Scan the data below for the string "depending". Show every line where it turns up.

== == ==

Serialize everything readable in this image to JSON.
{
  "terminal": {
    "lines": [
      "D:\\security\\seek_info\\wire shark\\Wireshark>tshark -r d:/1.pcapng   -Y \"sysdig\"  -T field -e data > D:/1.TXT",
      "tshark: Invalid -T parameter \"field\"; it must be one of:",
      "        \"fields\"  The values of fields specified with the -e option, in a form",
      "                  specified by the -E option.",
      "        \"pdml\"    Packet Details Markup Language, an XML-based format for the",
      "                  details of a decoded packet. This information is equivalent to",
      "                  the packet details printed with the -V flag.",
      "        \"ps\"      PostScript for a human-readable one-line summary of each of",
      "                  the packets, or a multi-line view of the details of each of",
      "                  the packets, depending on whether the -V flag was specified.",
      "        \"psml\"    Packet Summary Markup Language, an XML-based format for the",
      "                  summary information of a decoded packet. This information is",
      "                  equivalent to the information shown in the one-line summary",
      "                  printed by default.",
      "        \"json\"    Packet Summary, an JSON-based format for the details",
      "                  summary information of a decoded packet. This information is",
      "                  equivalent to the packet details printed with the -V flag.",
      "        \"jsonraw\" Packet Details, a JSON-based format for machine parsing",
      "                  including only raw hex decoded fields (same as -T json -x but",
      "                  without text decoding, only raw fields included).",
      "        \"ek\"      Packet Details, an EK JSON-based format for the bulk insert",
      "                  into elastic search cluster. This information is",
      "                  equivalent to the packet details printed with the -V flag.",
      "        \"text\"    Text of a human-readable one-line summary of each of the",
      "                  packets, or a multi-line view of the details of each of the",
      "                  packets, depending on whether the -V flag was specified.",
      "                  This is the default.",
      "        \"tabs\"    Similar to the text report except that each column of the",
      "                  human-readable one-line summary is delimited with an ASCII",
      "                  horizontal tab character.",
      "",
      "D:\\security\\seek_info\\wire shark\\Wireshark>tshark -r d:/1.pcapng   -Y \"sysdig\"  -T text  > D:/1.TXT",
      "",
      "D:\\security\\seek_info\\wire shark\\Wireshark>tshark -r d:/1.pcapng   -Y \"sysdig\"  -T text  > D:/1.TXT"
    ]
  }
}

== == ==

Exercise answer>
      "                  the packets, depending on whether the -V flag was specified.",
      "                  packets, depending on whether the -V flag was specified.",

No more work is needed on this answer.